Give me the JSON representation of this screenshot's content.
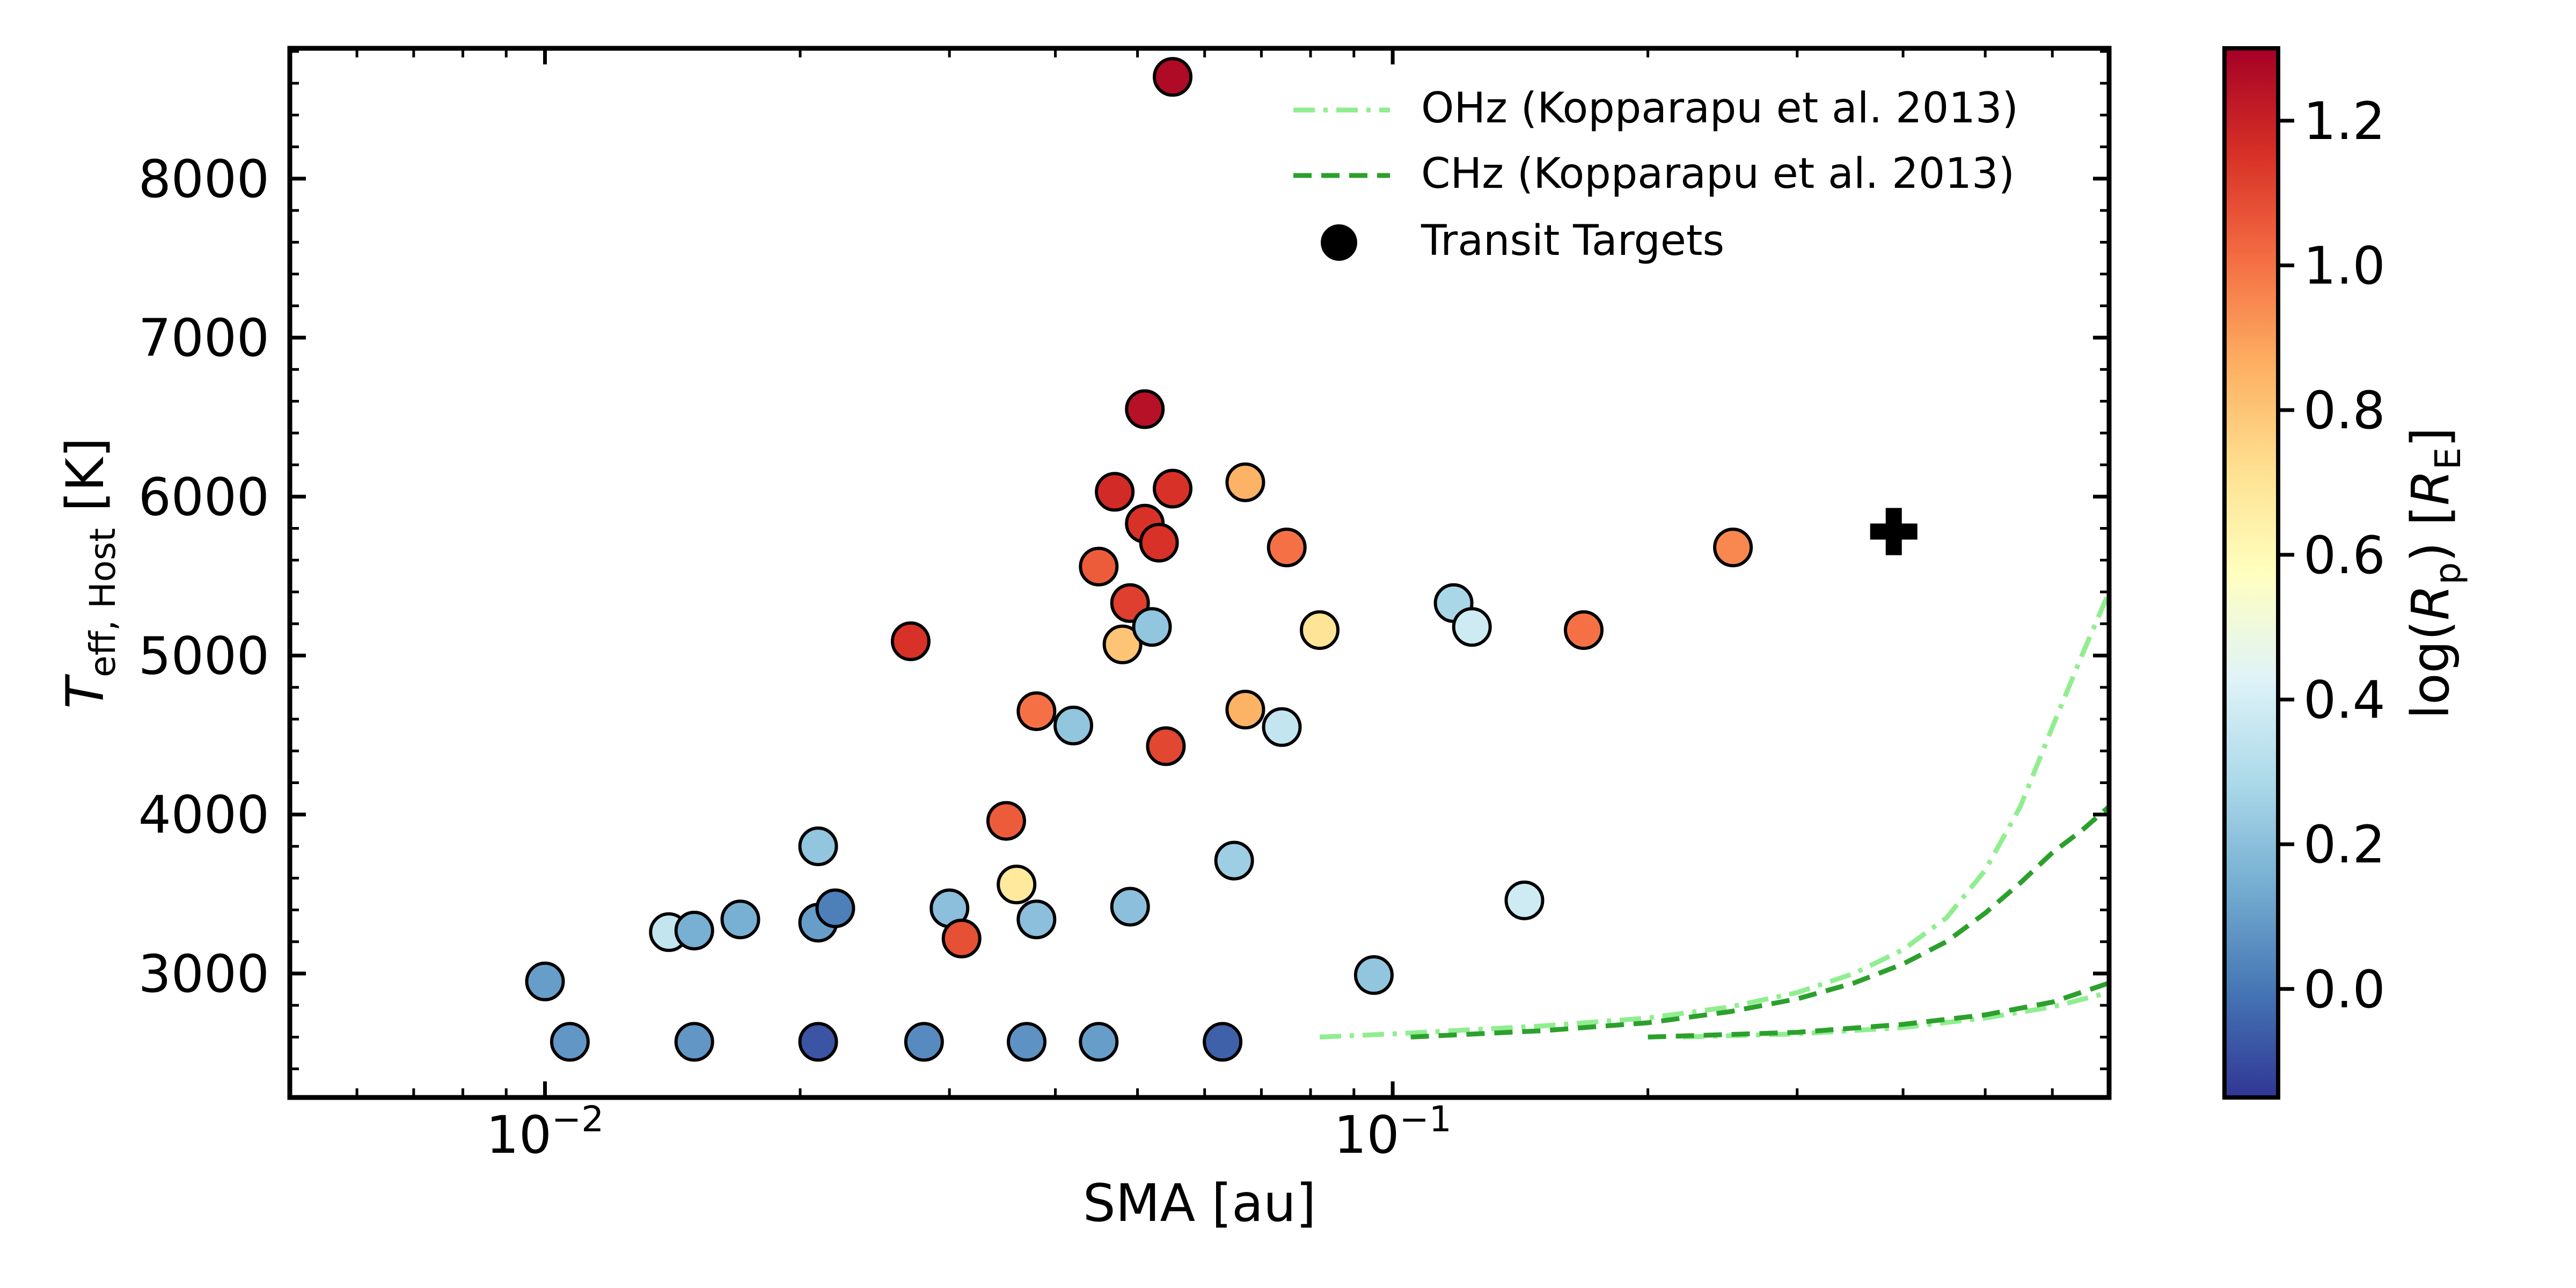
{
  "chart_data": {
    "type": "scatter",
    "xlabel": "SMA [au]",
    "ylabel_main": "T",
    "ylabel_sub": "eff, Host",
    "ylabel_tail": " [K]",
    "xscale": "log",
    "xlim": [
      0.005,
      0.7
    ],
    "ylim": [
      2220,
      8820
    ],
    "xticks": [
      {
        "value": 0.01,
        "base": "10",
        "exp": "−2"
      },
      {
        "value": 0.1,
        "base": "10",
        "exp": "−1"
      }
    ],
    "yticks": [
      3000,
      4000,
      5000,
      6000,
      7000,
      8000
    ],
    "colorbar": {
      "label_pre": "log(",
      "label_R": "R",
      "label_p": "p",
      "label_mid": ") [",
      "label_E_R": "R",
      "label_E": "E",
      "label_post": "]",
      "range": [
        -0.15,
        1.3
      ],
      "ticks": [
        "0.0",
        "0.2",
        "0.4",
        "0.6",
        "0.8",
        "1.0",
        "1.2"
      ],
      "tick_values": [
        0.0,
        0.2,
        0.4,
        0.6,
        0.8,
        1.0,
        1.2
      ],
      "colormap": [
        "#313695",
        "#4575b4",
        "#74add1",
        "#abd9e9",
        "#e0f3f8",
        "#ffffbf",
        "#fee090",
        "#fdae61",
        "#f46d43",
        "#d73027",
        "#a50026"
      ]
    },
    "legend": {
      "placement": "top-right",
      "entries": [
        {
          "label": "OHz (Kopparapu et al. 2013)",
          "style": "dashdot",
          "color": "#90ee90"
        },
        {
          "label": "CHz (Kopparapu et al. 2013)",
          "style": "dashed",
          "color": "#2ca02c"
        },
        {
          "label": "Transit Targets",
          "style": "marker",
          "color": "#000000"
        }
      ]
    },
    "habitable_zones": [
      {
        "name": "OHz",
        "style": "dashdot",
        "color": "#90ee90",
        "points": [
          [
            0.082,
            2600
          ],
          [
            0.1,
            2620
          ],
          [
            0.15,
            2670
          ],
          [
            0.2,
            2720
          ],
          [
            0.25,
            2790
          ],
          [
            0.3,
            2880
          ],
          [
            0.35,
            3000
          ],
          [
            0.4,
            3150
          ],
          [
            0.45,
            3350
          ],
          [
            0.5,
            3650
          ],
          [
            0.55,
            4050
          ],
          [
            0.6,
            4550
          ],
          [
            0.65,
            5000
          ],
          [
            0.7,
            5400
          ]
        ]
      },
      {
        "name": "OHz",
        "style": "dashdot",
        "color": "#90ee90",
        "points": [
          [
            0.22,
            2600
          ],
          [
            0.3,
            2620
          ],
          [
            0.4,
            2660
          ],
          [
            0.5,
            2720
          ],
          [
            0.6,
            2790
          ],
          [
            0.7,
            2880
          ]
        ]
      },
      {
        "name": "CHz",
        "style": "dashed",
        "color": "#2ca02c",
        "points": [
          [
            0.105,
            2600
          ],
          [
            0.15,
            2640
          ],
          [
            0.2,
            2690
          ],
          [
            0.25,
            2760
          ],
          [
            0.3,
            2840
          ],
          [
            0.35,
            2940
          ],
          [
            0.4,
            3060
          ],
          [
            0.45,
            3200
          ],
          [
            0.5,
            3380
          ],
          [
            0.55,
            3570
          ],
          [
            0.6,
            3760
          ],
          [
            0.65,
            3900
          ],
          [
            0.7,
            4050
          ]
        ]
      },
      {
        "name": "CHz",
        "style": "dashed",
        "color": "#2ca02c",
        "points": [
          [
            0.2,
            2600
          ],
          [
            0.3,
            2630
          ],
          [
            0.4,
            2680
          ],
          [
            0.5,
            2740
          ],
          [
            0.6,
            2820
          ],
          [
            0.7,
            2940
          ]
        ]
      }
    ],
    "earth_marker": {
      "x": 0.39,
      "y": 5780,
      "symbol": "plus"
    },
    "points": [
      {
        "x": 0.01,
        "y": 2950,
        "c": 0.1
      },
      {
        "x": 0.0107,
        "y": 2570,
        "c": 0.08
      },
      {
        "x": 0.014,
        "y": 3260,
        "c": 0.35
      },
      {
        "x": 0.015,
        "y": 3270,
        "c": 0.15
      },
      {
        "x": 0.015,
        "y": 2570,
        "c": 0.08
      },
      {
        "x": 0.017,
        "y": 3340,
        "c": 0.15
      },
      {
        "x": 0.021,
        "y": 3320,
        "c": 0.1
      },
      {
        "x": 0.021,
        "y": 3800,
        "c": 0.22
      },
      {
        "x": 0.021,
        "y": 2570,
        "c": -0.08
      },
      {
        "x": 0.022,
        "y": 3410,
        "c": 0.02
      },
      {
        "x": 0.027,
        "y": 5090,
        "c": 1.15
      },
      {
        "x": 0.028,
        "y": 2570,
        "c": 0.05
      },
      {
        "x": 0.03,
        "y": 3410,
        "c": 0.2
      },
      {
        "x": 0.031,
        "y": 3220,
        "c": 1.08
      },
      {
        "x": 0.035,
        "y": 3960,
        "c": 1.05
      },
      {
        "x": 0.036,
        "y": 3560,
        "c": 0.68
      },
      {
        "x": 0.037,
        "y": 2570,
        "c": 0.07
      },
      {
        "x": 0.038,
        "y": 3340,
        "c": 0.2
      },
      {
        "x": 0.038,
        "y": 4650,
        "c": 1.0
      },
      {
        "x": 0.042,
        "y": 4560,
        "c": 0.22
      },
      {
        "x": 0.045,
        "y": 2570,
        "c": 0.1
      },
      {
        "x": 0.045,
        "y": 5560,
        "c": 1.05
      },
      {
        "x": 0.047,
        "y": 6030,
        "c": 1.17
      },
      {
        "x": 0.048,
        "y": 5070,
        "c": 0.8
      },
      {
        "x": 0.049,
        "y": 5330,
        "c": 1.12
      },
      {
        "x": 0.049,
        "y": 3420,
        "c": 0.2
      },
      {
        "x": 0.051,
        "y": 6550,
        "c": 1.25
      },
      {
        "x": 0.051,
        "y": 5830,
        "c": 1.15
      },
      {
        "x": 0.052,
        "y": 5180,
        "c": 0.22
      },
      {
        "x": 0.053,
        "y": 5710,
        "c": 1.15
      },
      {
        "x": 0.054,
        "y": 4430,
        "c": 1.1
      },
      {
        "x": 0.055,
        "y": 6050,
        "c": 1.15
      },
      {
        "x": 0.055,
        "y": 8640,
        "c": 1.27
      },
      {
        "x": 0.063,
        "y": 2570,
        "c": -0.05
      },
      {
        "x": 0.065,
        "y": 3710,
        "c": 0.25
      },
      {
        "x": 0.067,
        "y": 6090,
        "c": 0.85
      },
      {
        "x": 0.067,
        "y": 4660,
        "c": 0.85
      },
      {
        "x": 0.074,
        "y": 4550,
        "c": 0.35
      },
      {
        "x": 0.075,
        "y": 5680,
        "c": 1.0
      },
      {
        "x": 0.082,
        "y": 5160,
        "c": 0.7
      },
      {
        "x": 0.095,
        "y": 2990,
        "c": 0.22
      },
      {
        "x": 0.118,
        "y": 5330,
        "c": 0.28
      },
      {
        "x": 0.124,
        "y": 5180,
        "c": 0.38
      },
      {
        "x": 0.143,
        "y": 3460,
        "c": 0.38
      },
      {
        "x": 0.168,
        "y": 5160,
        "c": 1.0
      },
      {
        "x": 0.252,
        "y": 5680,
        "c": 0.95
      }
    ]
  }
}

■ ■ ■ ■

### What the task requires
Retype each record exactly as it stands, but do not include the pictures.

### Exercise output
Give me the JSON representation of this screenshot's content.
{
  "chart_data": {
    "type": "scatter",
    "xlabel": "SMA [au]",
    "ylabel_main": "T",
    "ylabel_sub": "eff, Host",
    "ylabel_tail": " [K]",
    "xscale": "log",
    "xlim": [
      0.005,
      0.7
    ],
    "ylim": [
      2220,
      8820
    ],
    "xticks": [
      {
        "value": 0.01,
        "base": "10",
        "exp": "−2"
      },
      {
        "value": 0.1,
        "base": "10",
        "exp": "−1"
      }
    ],
    "yticks": [
      3000,
      4000,
      5000,
      6000,
      7000,
      8000
    ],
    "colorbar": {
      "label_pre": "log(",
      "label_R": "R",
      "label_p": "p",
      "label_mid": ") [",
      "label_E_R": "R",
      "label_E": "E",
      "label_post": "]",
      "range": [
        -0.15,
        1.3
      ],
      "ticks": [
        "0.0",
        "0.2",
        "0.4",
        "0.6",
        "0.8",
        "1.0",
        "1.2"
      ],
      "tick_values": [
        0.0,
        0.2,
        0.4,
        0.6,
        0.8,
        1.0,
        1.2
      ],
      "colormap": [
        "#313695",
        "#4575b4",
        "#74add1",
        "#abd9e9",
        "#e0f3f8",
        "#ffffbf",
        "#fee090",
        "#fdae61",
        "#f46d43",
        "#d73027",
        "#a50026"
      ]
    },
    "legend": {
      "placement": "top-right",
      "entries": [
        {
          "label": "OHz (Kopparapu et al. 2013)",
          "style": "dashdot",
          "color": "#90ee90"
        },
        {
          "label": "CHz (Kopparapu et al. 2013)",
          "style": "dashed",
          "color": "#2ca02c"
        },
        {
          "label": "Transit Targets",
          "style": "marker",
          "color": "#000000"
        }
      ]
    },
    "habitable_zones": [
      {
        "name": "OHz",
        "style": "dashdot",
        "color": "#90ee90",
        "points": [
          [
            0.082,
            2600
          ],
          [
            0.1,
            2620
          ],
          [
            0.15,
            2670
          ],
          [
            0.2,
            2720
          ],
          [
            0.25,
            2790
          ],
          [
            0.3,
            2880
          ],
          [
            0.35,
            3000
          ],
          [
            0.4,
            3150
          ],
          [
            0.45,
            3350
          ],
          [
            0.5,
            3650
          ],
          [
            0.55,
            4050
          ],
          [
            0.6,
            4550
          ],
          [
            0.65,
            5000
          ],
          [
            0.7,
            5400
          ]
        ]
      },
      {
        "name": "OHz",
        "style": "dashdot",
        "color": "#90ee90",
        "points": [
          [
            0.22,
            2600
          ],
          [
            0.3,
            2620
          ],
          [
            0.4,
            2660
          ],
          [
            0.5,
            2720
          ],
          [
            0.6,
            2790
          ],
          [
            0.7,
            2880
          ]
        ]
      },
      {
        "name": "CHz",
        "style": "dashed",
        "color": "#2ca02c",
        "points": [
          [
            0.105,
            2600
          ],
          [
            0.15,
            2640
          ],
          [
            0.2,
            2690
          ],
          [
            0.25,
            2760
          ],
          [
            0.3,
            2840
          ],
          [
            0.35,
            2940
          ],
          [
            0.4,
            3060
          ],
          [
            0.45,
            3200
          ],
          [
            0.5,
            3380
          ],
          [
            0.55,
            3570
          ],
          [
            0.6,
            3760
          ],
          [
            0.65,
            3900
          ],
          [
            0.7,
            4050
          ]
        ]
      },
      {
        "name": "CHz",
        "style": "dashed",
        "color": "#2ca02c",
        "points": [
          [
            0.2,
            2600
          ],
          [
            0.3,
            2630
          ],
          [
            0.4,
            2680
          ],
          [
            0.5,
            2740
          ],
          [
            0.6,
            2820
          ],
          [
            0.7,
            2940
          ]
        ]
      }
    ],
    "earth_marker": {
      "x": 0.39,
      "y": 5780,
      "symbol": "plus"
    },
    "points": [
      {
        "x": 0.01,
        "y": 2950,
        "c": 0.1
      },
      {
        "x": 0.0107,
        "y": 2570,
        "c": 0.08
      },
      {
        "x": 0.014,
        "y": 3260,
        "c": 0.35
      },
      {
        "x": 0.015,
        "y": 3270,
        "c": 0.15
      },
      {
        "x": 0.015,
        "y": 2570,
        "c": 0.08
      },
      {
        "x": 0.017,
        "y": 3340,
        "c": 0.15
      },
      {
        "x": 0.021,
        "y": 3320,
        "c": 0.1
      },
      {
        "x": 0.021,
        "y": 3800,
        "c": 0.22
      },
      {
        "x": 0.021,
        "y": 2570,
        "c": -0.08
      },
      {
        "x": 0.022,
        "y": 3410,
        "c": 0.02
      },
      {
        "x": 0.027,
        "y": 5090,
        "c": 1.15
      },
      {
        "x": 0.028,
        "y": 2570,
        "c": 0.05
      },
      {
        "x": 0.03,
        "y": 3410,
        "c": 0.2
      },
      {
        "x": 0.031,
        "y": 3220,
        "c": 1.08
      },
      {
        "x": 0.035,
        "y": 3960,
        "c": 1.05
      },
      {
        "x": 0.036,
        "y": 3560,
        "c": 0.68
      },
      {
        "x": 0.037,
        "y": 2570,
        "c": 0.07
      },
      {
        "x": 0.038,
        "y": 3340,
        "c": 0.2
      },
      {
        "x": 0.038,
        "y": 4650,
        "c": 1.0
      },
      {
        "x": 0.042,
        "y": 4560,
        "c": 0.22
      },
      {
        "x": 0.045,
        "y": 2570,
        "c": 0.1
      },
      {
        "x": 0.045,
        "y": 5560,
        "c": 1.05
      },
      {
        "x": 0.047,
        "y": 6030,
        "c": 1.17
      },
      {
        "x": 0.048,
        "y": 5070,
        "c": 0.8
      },
      {
        "x": 0.049,
        "y": 5330,
        "c": 1.12
      },
      {
        "x": 0.049,
        "y": 3420,
        "c": 0.2
      },
      {
        "x": 0.051,
        "y": 6550,
        "c": 1.25
      },
      {
        "x": 0.051,
        "y": 5830,
        "c": 1.15
      },
      {
        "x": 0.052,
        "y": 5180,
        "c": 0.22
      },
      {
        "x": 0.053,
        "y": 5710,
        "c": 1.15
      },
      {
        "x": 0.054,
        "y": 4430,
        "c": 1.1
      },
      {
        "x": 0.055,
        "y": 6050,
        "c": 1.15
      },
      {
        "x": 0.055,
        "y": 8640,
        "c": 1.27
      },
      {
        "x": 0.063,
        "y": 2570,
        "c": -0.05
      },
      {
        "x": 0.065,
        "y": 3710,
        "c": 0.25
      },
      {
        "x": 0.067,
        "y": 6090,
        "c": 0.85
      },
      {
        "x": 0.067,
        "y": 4660,
        "c": 0.85
      },
      {
        "x": 0.074,
        "y": 4550,
        "c": 0.35
      },
      {
        "x": 0.075,
        "y": 5680,
        "c": 1.0
      },
      {
        "x": 0.082,
        "y": 5160,
        "c": 0.7
      },
      {
        "x": 0.095,
        "y": 2990,
        "c": 0.22
      },
      {
        "x": 0.118,
        "y": 5330,
        "c": 0.28
      },
      {
        "x": 0.124,
        "y": 5180,
        "c": 0.38
      },
      {
        "x": 0.143,
        "y": 3460,
        "c": 0.38
      },
      {
        "x": 0.168,
        "y": 5160,
        "c": 1.0
      },
      {
        "x": 0.252,
        "y": 5680,
        "c": 0.95
      }
    ]
  }
}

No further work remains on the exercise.